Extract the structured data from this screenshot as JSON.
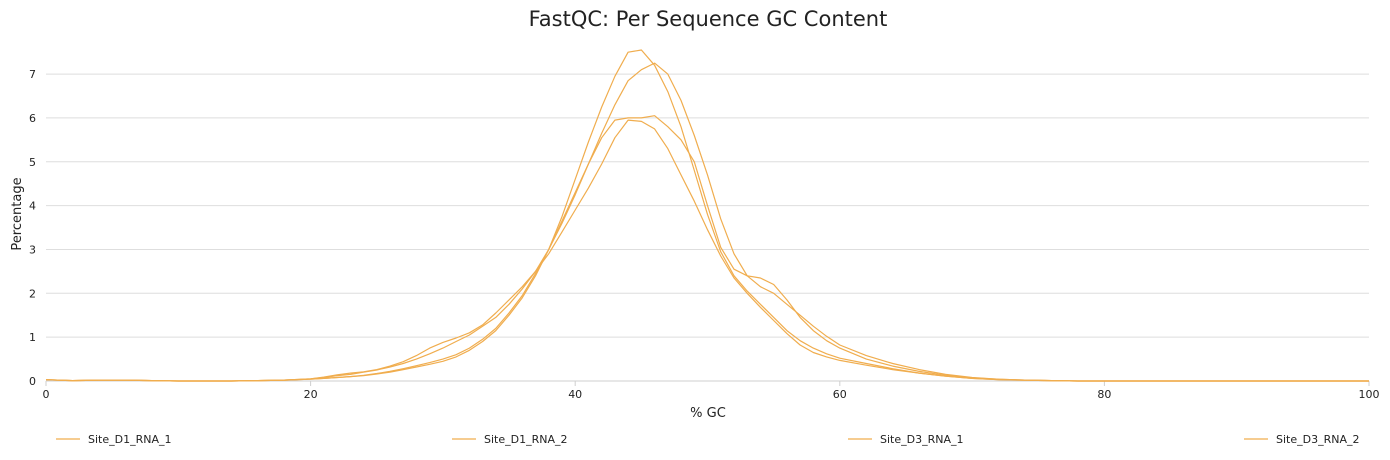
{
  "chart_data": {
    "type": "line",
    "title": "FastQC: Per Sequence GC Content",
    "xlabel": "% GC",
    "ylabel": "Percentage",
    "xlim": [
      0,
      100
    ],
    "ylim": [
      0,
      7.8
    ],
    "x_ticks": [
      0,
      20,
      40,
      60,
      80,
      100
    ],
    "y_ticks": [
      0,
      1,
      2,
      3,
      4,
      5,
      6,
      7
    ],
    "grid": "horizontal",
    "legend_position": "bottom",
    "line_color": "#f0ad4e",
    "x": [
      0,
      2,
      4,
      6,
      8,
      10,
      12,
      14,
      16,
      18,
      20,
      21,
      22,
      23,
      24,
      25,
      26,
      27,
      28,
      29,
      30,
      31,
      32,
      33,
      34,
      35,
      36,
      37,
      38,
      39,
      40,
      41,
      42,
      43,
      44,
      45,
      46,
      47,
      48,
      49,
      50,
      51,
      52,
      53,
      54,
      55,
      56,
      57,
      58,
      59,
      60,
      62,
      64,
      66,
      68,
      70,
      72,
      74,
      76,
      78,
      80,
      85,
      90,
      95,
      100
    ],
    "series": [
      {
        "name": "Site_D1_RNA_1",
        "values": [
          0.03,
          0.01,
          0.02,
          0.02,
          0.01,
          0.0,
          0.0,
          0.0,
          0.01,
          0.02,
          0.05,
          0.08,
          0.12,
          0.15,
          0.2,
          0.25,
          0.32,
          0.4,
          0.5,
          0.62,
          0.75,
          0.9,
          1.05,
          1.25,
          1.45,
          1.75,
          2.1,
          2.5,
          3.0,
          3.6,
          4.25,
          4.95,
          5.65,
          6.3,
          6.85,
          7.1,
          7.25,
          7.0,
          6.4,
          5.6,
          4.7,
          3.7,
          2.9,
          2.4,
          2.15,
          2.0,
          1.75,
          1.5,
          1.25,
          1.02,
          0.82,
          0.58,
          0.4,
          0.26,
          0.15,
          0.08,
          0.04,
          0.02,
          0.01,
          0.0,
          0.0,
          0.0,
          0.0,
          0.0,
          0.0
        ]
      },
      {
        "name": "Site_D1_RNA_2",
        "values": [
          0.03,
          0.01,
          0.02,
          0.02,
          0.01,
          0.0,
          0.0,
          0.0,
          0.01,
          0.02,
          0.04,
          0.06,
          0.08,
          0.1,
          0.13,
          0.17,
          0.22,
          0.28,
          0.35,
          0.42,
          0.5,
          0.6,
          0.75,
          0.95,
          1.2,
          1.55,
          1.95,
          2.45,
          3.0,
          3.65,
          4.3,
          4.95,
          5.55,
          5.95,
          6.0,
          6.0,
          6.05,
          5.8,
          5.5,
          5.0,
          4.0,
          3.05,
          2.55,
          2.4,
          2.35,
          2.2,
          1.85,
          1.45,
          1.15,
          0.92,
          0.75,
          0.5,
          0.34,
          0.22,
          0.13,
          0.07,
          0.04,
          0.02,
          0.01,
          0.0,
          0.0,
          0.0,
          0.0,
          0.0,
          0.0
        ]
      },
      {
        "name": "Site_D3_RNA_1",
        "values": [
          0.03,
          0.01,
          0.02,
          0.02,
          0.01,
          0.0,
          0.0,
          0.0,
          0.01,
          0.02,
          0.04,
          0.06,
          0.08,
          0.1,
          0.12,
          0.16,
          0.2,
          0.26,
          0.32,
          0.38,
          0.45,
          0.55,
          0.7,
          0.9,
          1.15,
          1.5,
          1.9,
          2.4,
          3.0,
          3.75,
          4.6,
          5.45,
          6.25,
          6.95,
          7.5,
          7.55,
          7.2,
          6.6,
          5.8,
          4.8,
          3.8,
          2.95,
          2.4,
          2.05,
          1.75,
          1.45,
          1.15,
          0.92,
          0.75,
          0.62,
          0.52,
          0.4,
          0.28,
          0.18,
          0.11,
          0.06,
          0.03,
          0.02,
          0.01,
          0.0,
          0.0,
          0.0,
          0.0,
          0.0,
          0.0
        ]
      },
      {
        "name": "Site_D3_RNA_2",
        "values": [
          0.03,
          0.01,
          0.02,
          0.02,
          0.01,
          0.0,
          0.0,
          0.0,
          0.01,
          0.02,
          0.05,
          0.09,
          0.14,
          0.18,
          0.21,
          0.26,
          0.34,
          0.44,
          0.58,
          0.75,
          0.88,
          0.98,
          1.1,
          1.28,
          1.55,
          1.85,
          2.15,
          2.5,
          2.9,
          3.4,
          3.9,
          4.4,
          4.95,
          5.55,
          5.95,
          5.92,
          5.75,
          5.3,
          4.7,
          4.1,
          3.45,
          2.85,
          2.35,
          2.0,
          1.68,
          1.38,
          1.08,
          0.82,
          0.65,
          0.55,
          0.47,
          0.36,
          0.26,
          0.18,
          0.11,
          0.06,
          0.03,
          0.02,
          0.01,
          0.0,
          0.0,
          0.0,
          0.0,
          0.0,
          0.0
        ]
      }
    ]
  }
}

# EXERCISE
Find how many lines in the records contain the string "name", then give the number alone.

# FULL RESPONSE
4